— Short problem —
How many of the lines contain the string "face"? Give the number, with no other words.

— Data entries —
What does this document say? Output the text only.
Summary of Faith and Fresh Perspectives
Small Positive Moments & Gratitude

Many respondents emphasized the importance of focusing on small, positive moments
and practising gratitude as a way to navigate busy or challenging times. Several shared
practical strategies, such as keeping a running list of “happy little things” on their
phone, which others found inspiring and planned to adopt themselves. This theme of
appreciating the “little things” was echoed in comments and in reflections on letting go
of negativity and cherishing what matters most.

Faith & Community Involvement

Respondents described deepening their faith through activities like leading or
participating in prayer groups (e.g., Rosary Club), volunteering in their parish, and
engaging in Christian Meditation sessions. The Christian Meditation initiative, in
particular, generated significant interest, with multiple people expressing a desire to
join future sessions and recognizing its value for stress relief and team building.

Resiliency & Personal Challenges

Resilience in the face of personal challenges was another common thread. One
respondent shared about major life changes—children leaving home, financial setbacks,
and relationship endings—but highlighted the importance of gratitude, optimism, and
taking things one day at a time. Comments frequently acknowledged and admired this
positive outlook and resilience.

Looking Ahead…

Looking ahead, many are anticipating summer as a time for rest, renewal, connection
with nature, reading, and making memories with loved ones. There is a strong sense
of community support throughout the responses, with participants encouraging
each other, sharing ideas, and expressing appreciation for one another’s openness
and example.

* * *

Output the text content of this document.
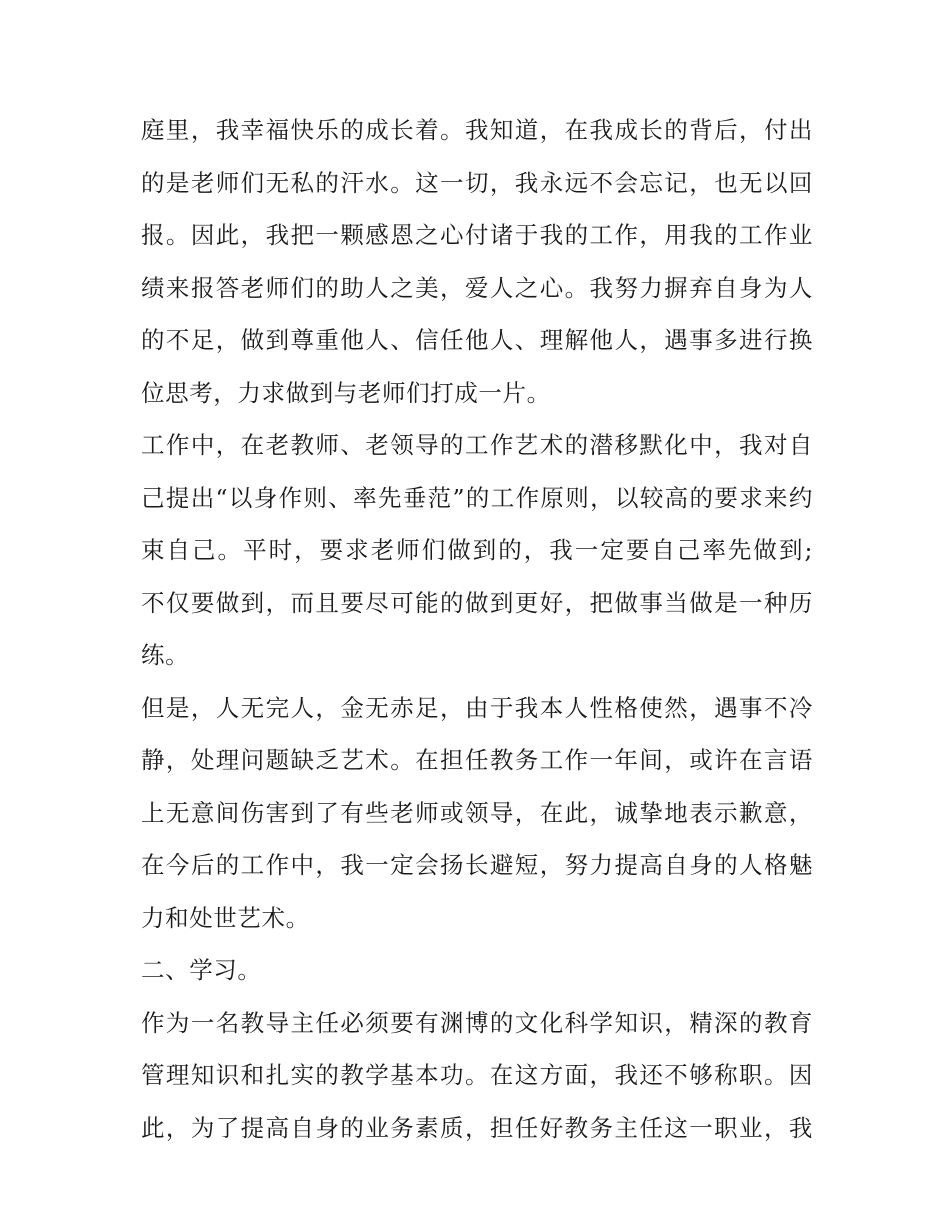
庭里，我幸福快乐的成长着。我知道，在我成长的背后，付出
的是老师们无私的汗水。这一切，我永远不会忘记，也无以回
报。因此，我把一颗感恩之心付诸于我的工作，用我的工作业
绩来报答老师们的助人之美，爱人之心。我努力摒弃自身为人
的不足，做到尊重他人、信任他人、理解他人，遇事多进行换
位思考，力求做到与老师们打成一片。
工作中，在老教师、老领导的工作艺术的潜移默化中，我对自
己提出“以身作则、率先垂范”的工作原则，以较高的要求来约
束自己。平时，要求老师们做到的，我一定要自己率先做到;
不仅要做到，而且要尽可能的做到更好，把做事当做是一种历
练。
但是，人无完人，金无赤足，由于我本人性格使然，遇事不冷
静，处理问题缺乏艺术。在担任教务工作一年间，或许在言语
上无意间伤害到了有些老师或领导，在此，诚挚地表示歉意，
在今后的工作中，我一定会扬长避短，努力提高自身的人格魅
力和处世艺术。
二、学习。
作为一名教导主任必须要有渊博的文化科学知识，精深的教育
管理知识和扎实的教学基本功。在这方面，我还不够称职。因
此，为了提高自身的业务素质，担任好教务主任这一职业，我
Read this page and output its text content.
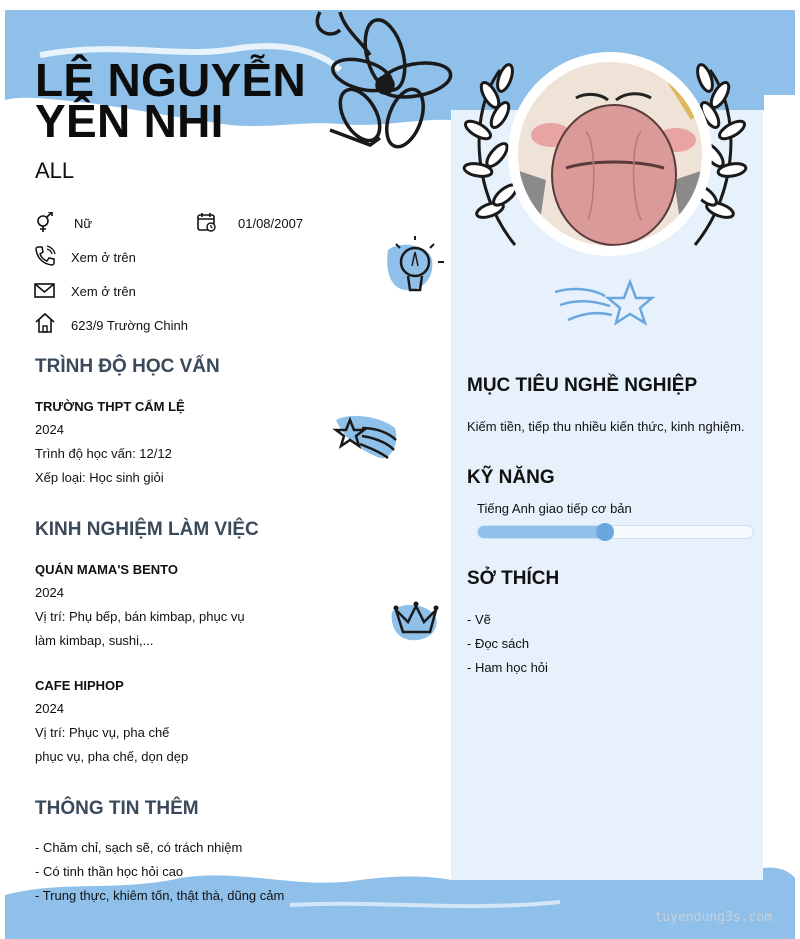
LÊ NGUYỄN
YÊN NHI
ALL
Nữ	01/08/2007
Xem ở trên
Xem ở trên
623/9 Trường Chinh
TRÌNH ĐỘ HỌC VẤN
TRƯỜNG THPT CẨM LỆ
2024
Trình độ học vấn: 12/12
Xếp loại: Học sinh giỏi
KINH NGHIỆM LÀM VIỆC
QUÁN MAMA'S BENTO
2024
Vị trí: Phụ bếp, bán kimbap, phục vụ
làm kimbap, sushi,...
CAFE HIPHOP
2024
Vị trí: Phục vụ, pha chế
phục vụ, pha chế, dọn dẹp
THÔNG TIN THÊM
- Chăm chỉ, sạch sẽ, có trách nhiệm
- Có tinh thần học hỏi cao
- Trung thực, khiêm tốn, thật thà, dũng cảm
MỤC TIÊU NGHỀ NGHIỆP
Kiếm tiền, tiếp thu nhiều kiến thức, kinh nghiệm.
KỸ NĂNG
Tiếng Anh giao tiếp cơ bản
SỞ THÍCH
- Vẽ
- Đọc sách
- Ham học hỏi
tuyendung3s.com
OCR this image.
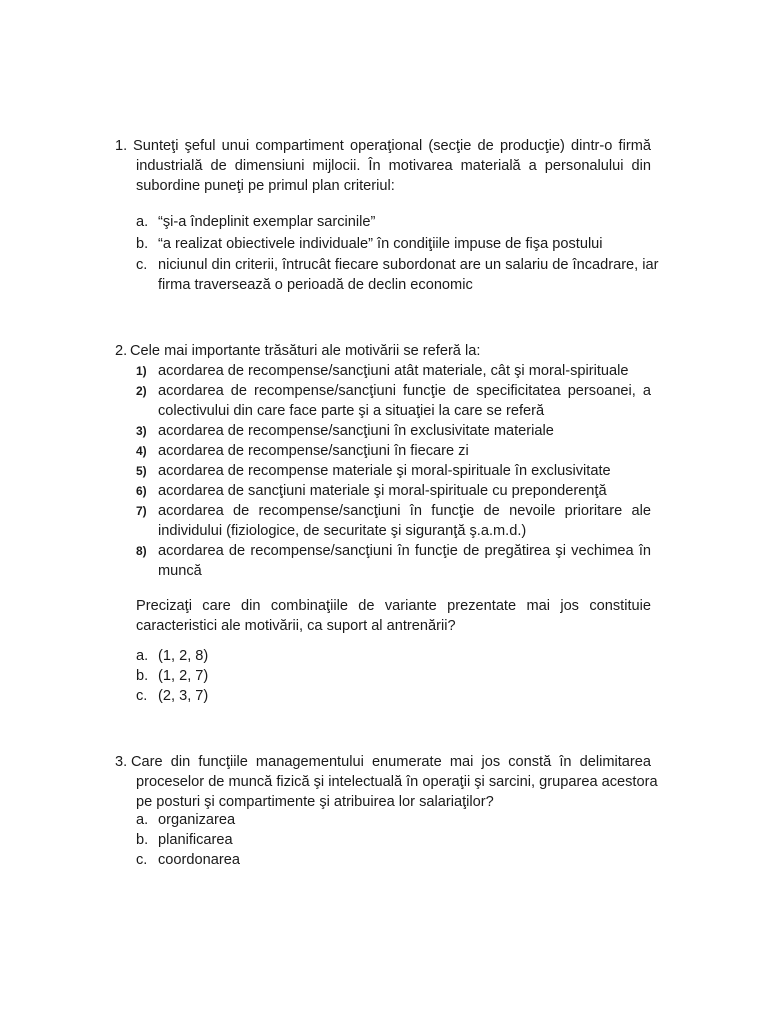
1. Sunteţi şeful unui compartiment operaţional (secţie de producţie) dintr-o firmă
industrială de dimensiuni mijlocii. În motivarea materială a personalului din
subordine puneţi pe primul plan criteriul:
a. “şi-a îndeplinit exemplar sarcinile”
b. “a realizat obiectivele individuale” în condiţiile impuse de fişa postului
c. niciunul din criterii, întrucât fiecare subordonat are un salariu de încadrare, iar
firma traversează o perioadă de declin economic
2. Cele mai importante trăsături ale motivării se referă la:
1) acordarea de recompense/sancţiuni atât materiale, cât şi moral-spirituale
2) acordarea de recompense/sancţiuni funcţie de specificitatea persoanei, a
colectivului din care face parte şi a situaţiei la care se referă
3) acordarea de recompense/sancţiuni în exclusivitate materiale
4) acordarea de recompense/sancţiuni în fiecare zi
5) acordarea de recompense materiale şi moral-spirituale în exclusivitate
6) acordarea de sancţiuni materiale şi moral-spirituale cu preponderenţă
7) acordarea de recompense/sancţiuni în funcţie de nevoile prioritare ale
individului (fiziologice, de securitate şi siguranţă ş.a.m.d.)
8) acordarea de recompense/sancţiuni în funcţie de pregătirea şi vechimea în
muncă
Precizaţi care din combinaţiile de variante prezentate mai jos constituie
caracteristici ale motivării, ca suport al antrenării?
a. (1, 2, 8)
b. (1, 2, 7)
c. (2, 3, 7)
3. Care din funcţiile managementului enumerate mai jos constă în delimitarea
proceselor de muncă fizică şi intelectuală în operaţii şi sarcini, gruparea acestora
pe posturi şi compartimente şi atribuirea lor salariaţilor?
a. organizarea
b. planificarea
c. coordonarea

— Solution to this problem —
2